■ **GOAL**:
Check each line of the listing below for the string "vote", and copy the ones that have it.

■ **INFORMATION SHOWN**:
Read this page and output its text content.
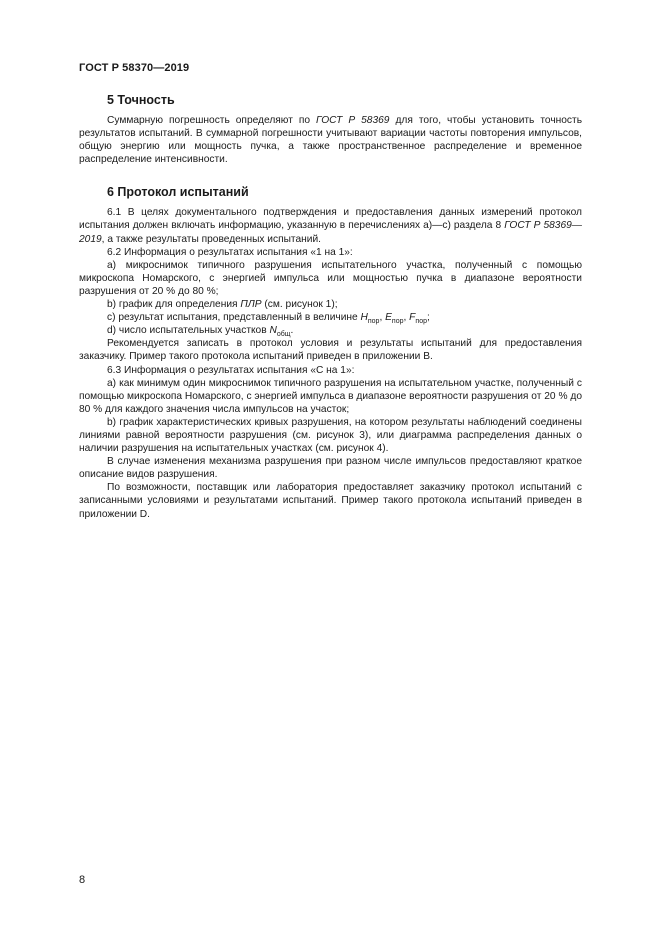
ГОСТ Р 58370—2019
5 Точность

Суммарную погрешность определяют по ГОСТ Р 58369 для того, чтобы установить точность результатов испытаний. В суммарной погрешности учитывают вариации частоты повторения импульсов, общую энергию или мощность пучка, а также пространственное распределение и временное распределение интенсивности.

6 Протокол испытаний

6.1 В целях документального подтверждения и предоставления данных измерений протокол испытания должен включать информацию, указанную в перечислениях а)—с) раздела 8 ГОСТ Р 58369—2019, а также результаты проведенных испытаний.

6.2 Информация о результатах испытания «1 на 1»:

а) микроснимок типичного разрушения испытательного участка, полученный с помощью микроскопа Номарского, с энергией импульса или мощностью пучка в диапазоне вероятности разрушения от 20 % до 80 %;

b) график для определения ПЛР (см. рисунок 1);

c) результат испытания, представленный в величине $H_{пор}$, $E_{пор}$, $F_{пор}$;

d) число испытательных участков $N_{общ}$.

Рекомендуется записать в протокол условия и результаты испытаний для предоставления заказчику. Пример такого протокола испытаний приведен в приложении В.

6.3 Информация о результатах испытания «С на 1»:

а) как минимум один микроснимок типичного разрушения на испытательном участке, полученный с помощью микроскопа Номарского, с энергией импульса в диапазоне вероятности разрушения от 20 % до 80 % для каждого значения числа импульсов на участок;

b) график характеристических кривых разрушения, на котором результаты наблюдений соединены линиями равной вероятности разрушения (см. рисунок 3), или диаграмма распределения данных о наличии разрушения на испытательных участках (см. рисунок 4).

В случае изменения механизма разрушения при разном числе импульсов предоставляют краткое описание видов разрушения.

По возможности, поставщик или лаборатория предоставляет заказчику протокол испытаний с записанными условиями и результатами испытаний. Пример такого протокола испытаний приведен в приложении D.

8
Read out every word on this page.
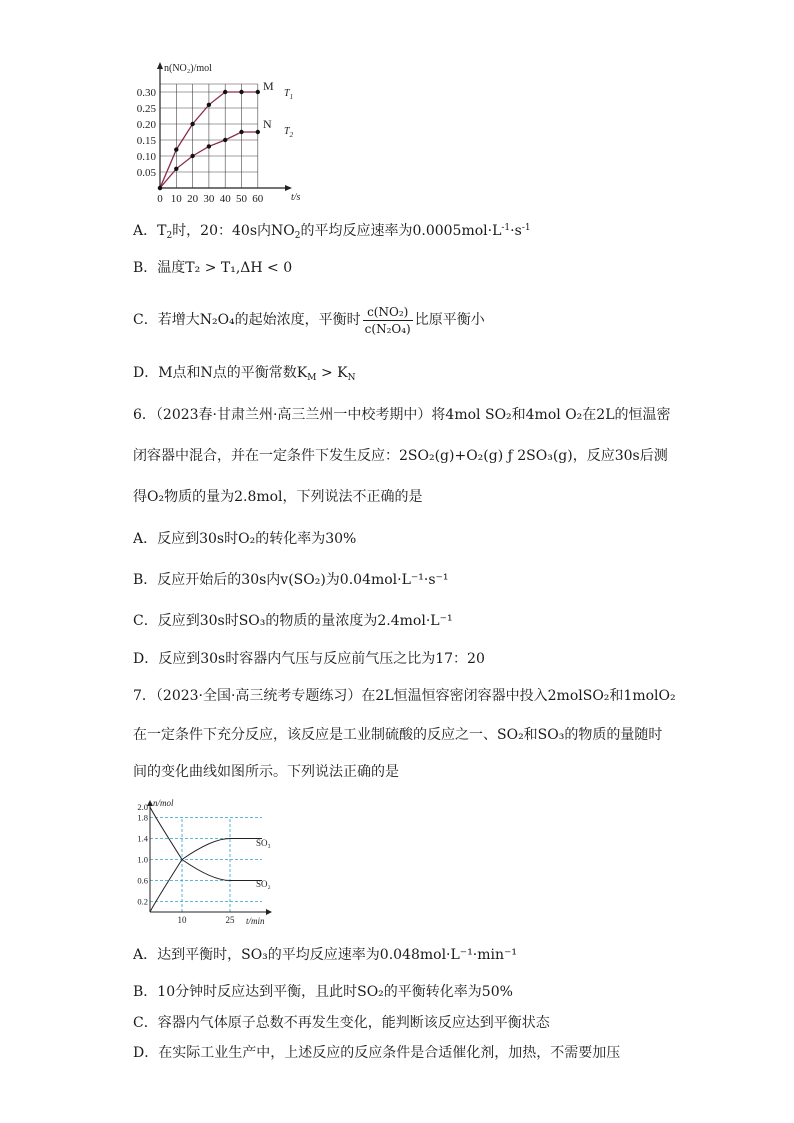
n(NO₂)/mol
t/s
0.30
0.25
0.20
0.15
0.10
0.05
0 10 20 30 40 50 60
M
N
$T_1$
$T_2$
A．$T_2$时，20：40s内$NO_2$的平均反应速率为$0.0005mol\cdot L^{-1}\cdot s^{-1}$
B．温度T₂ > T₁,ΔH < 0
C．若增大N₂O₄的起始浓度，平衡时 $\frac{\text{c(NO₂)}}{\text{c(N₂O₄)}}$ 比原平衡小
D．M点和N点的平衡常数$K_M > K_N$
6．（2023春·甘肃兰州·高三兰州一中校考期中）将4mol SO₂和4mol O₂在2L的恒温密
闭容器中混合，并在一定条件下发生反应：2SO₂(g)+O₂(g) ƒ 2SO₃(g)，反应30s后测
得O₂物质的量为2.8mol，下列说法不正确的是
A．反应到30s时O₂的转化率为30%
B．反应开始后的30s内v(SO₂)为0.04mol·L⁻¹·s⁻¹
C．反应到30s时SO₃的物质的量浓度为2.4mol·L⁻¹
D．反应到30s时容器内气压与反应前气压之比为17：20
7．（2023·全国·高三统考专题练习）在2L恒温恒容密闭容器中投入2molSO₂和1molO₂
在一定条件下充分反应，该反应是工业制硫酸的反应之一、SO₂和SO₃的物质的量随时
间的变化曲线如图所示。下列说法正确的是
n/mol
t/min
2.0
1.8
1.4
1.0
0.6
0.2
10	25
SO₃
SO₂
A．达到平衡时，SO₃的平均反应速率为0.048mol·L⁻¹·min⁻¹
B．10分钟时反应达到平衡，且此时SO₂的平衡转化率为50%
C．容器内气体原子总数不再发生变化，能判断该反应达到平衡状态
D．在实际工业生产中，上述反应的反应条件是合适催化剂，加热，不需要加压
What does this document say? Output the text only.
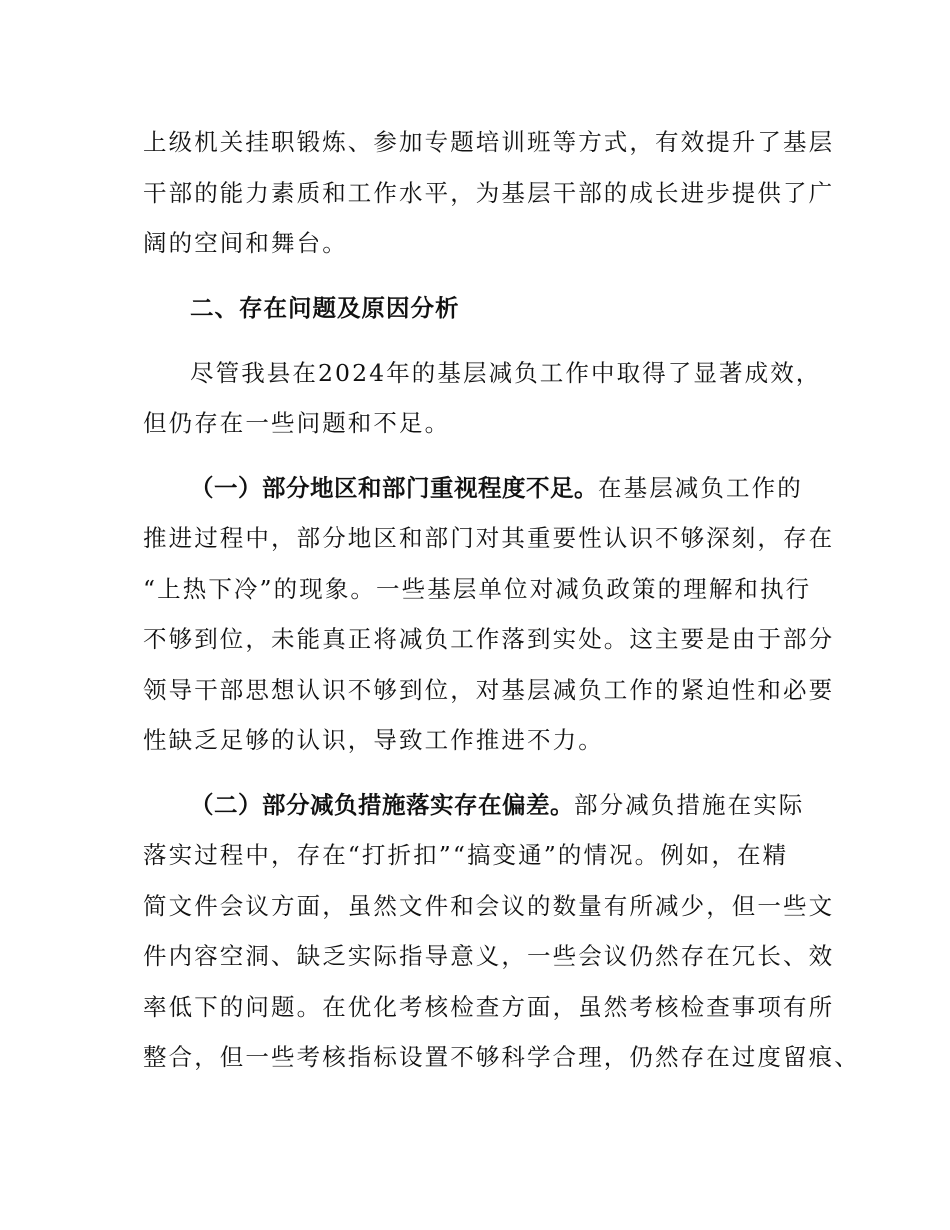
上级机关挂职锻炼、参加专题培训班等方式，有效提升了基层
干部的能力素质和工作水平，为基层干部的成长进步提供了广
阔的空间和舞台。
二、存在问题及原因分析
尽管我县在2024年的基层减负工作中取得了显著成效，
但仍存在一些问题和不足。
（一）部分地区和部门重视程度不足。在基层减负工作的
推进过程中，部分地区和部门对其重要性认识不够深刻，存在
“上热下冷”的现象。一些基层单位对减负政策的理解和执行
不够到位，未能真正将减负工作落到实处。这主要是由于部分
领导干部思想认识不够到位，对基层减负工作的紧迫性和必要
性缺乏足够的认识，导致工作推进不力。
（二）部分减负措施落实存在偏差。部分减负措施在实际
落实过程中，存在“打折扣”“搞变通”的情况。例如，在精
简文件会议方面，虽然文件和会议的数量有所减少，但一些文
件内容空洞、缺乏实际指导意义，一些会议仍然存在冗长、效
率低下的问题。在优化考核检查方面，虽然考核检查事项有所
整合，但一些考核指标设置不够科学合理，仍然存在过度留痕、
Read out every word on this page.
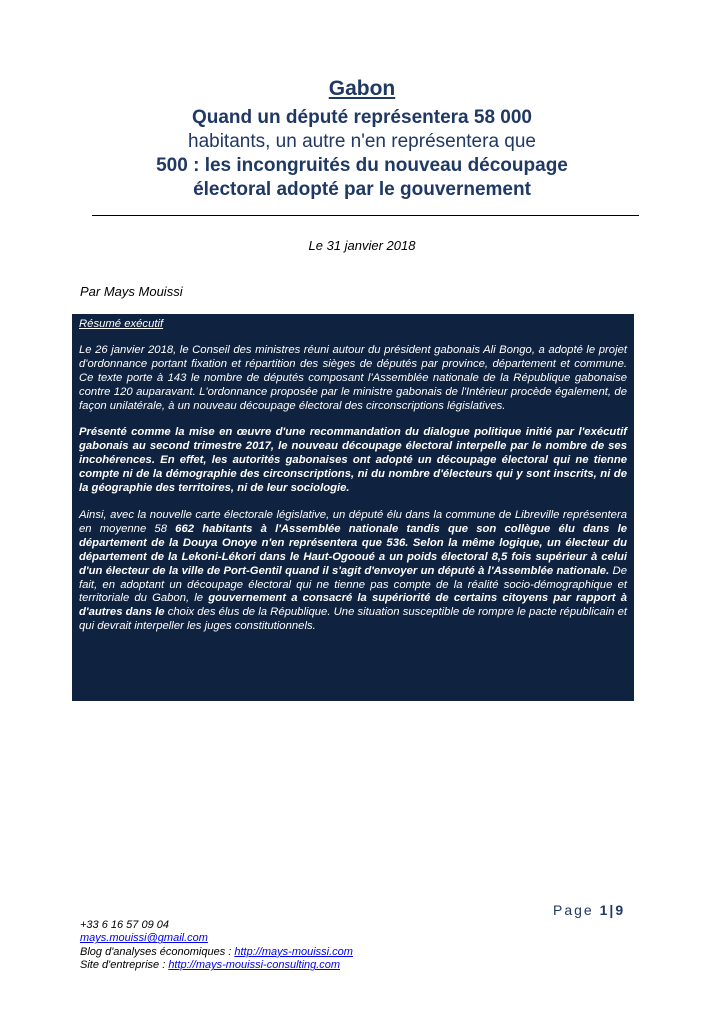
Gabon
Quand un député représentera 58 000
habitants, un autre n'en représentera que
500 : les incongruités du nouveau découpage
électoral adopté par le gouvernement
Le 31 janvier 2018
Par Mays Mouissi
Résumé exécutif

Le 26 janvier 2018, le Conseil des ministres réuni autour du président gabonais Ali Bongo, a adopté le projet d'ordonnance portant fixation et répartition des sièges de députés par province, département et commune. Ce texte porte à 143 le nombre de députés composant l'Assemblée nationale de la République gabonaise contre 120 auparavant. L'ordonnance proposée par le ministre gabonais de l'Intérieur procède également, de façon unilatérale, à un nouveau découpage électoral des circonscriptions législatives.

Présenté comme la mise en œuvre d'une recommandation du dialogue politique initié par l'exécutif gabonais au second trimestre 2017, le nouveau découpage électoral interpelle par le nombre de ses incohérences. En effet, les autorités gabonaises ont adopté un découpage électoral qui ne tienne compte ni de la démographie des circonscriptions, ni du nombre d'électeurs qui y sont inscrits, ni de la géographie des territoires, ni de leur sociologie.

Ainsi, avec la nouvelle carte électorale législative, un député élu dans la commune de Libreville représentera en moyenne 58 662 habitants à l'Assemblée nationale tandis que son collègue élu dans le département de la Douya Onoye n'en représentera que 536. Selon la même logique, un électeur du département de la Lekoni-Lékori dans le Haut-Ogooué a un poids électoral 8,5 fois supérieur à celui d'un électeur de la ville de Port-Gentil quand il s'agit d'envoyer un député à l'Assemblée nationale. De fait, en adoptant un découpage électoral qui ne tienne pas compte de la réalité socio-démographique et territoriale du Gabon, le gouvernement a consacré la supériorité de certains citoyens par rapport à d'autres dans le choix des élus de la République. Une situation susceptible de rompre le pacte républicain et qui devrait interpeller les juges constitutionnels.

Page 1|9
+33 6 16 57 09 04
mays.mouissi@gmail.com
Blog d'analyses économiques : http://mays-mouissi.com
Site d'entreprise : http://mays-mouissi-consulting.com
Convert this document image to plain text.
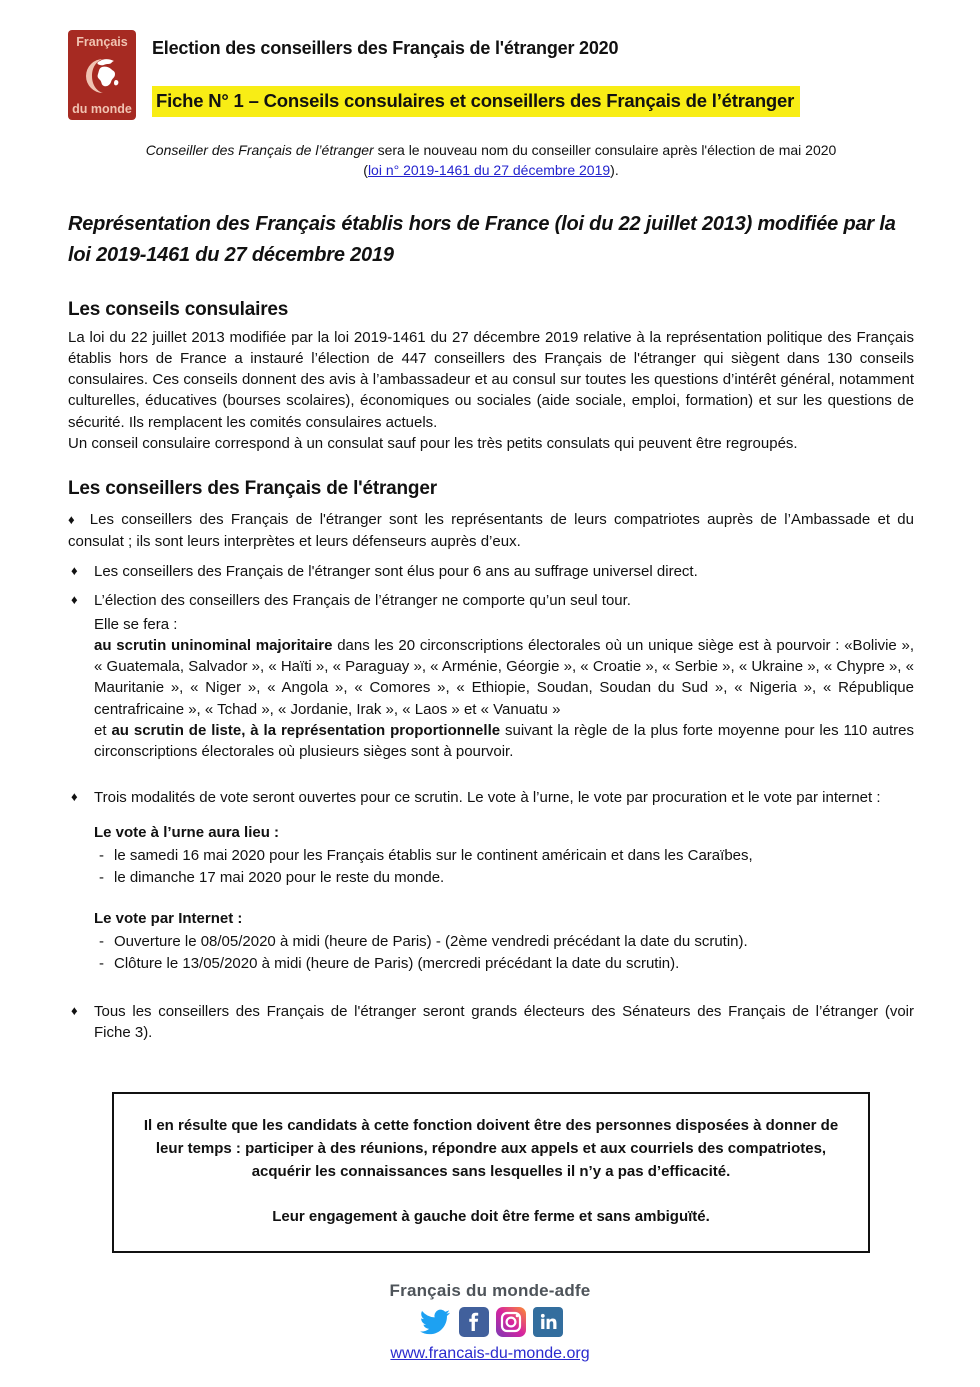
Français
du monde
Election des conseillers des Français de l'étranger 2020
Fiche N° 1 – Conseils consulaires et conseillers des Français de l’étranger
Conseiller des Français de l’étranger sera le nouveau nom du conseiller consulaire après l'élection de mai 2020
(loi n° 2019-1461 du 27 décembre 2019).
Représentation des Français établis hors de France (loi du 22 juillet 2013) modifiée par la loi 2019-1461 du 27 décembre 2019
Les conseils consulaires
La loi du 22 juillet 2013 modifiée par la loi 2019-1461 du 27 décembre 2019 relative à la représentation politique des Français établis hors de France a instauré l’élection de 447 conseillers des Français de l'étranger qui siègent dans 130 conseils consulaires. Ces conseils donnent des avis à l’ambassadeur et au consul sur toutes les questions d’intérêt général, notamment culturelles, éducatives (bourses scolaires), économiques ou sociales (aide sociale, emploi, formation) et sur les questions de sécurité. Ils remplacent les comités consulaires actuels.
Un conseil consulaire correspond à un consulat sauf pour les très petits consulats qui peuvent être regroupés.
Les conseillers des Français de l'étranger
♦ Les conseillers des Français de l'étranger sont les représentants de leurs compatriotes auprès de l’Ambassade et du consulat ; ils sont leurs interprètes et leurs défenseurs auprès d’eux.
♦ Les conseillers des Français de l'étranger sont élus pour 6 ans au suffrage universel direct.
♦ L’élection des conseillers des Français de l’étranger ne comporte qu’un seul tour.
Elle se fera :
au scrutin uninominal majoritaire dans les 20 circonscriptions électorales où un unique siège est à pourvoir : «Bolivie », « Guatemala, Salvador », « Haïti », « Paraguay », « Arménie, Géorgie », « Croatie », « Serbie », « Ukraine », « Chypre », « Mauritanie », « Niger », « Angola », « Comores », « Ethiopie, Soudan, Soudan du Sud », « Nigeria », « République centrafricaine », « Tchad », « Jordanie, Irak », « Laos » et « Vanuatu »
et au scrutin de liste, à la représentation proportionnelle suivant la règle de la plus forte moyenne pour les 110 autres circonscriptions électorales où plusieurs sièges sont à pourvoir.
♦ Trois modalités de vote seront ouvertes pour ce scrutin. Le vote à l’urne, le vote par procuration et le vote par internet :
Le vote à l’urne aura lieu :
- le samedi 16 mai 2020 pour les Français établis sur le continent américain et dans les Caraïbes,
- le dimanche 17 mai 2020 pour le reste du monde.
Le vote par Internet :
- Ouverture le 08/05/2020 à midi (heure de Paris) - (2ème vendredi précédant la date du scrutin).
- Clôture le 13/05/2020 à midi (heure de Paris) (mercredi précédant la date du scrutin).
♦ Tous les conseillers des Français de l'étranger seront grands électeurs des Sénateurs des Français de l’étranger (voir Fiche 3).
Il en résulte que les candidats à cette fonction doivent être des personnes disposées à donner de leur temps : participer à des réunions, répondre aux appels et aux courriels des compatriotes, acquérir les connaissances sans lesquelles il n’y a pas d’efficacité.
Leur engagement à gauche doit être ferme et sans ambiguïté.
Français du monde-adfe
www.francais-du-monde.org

■ **ANSWER TO THE EXERCISE**:
♦ Trois modalités de vote seront ouvertes pour ce scrutin. Le vote à l’urne, le vote par procuration et le vote par internet :
Le vote à l’urne aura lieu :
Le vote par Internet :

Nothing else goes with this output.